--- START Input records ---

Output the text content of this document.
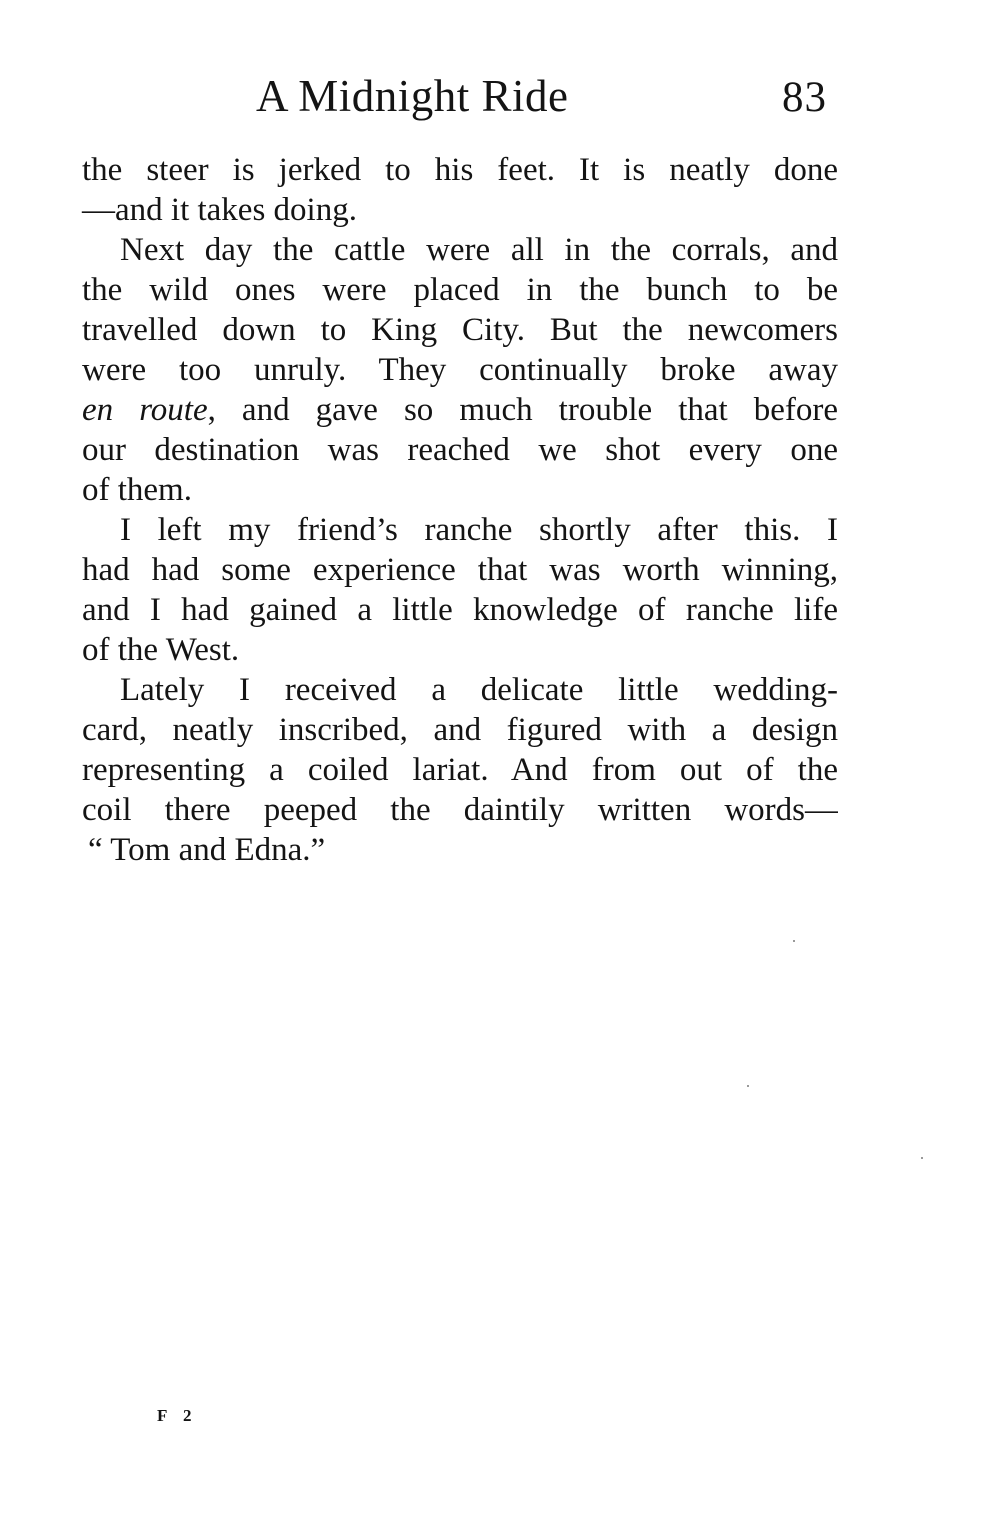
A Midnight Ride	83
the steer is jerked to his feet. It is neatly done
—and it takes doing.
Next day the cattle were all in the corrals, and
the wild ones were placed in the bunch to be
travelled down to King City. But the newcomers
were too unruly. They continually broke away
en route, and gave so much trouble that before
our destination was reached we shot every one
of them.
I left my friend’s ranche shortly after this. I
had had some experience that was worth winning,
and I had gained a little knowledge of ranche life
of the West.
Lately I received a delicate little wedding-
card, neatly inscribed, and figured with a design
representing a coiled lariat. And from out of the
coil there peeped the daintily written words—
“ Tom and Edna.”
F 2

--- END Input records ---

Written exercise: Select and copy every line of the material that holds the string "neatly".

Response to this task:
the steer is jerked to his feet. It is neatly done
card, neatly inscribed, and figured with a design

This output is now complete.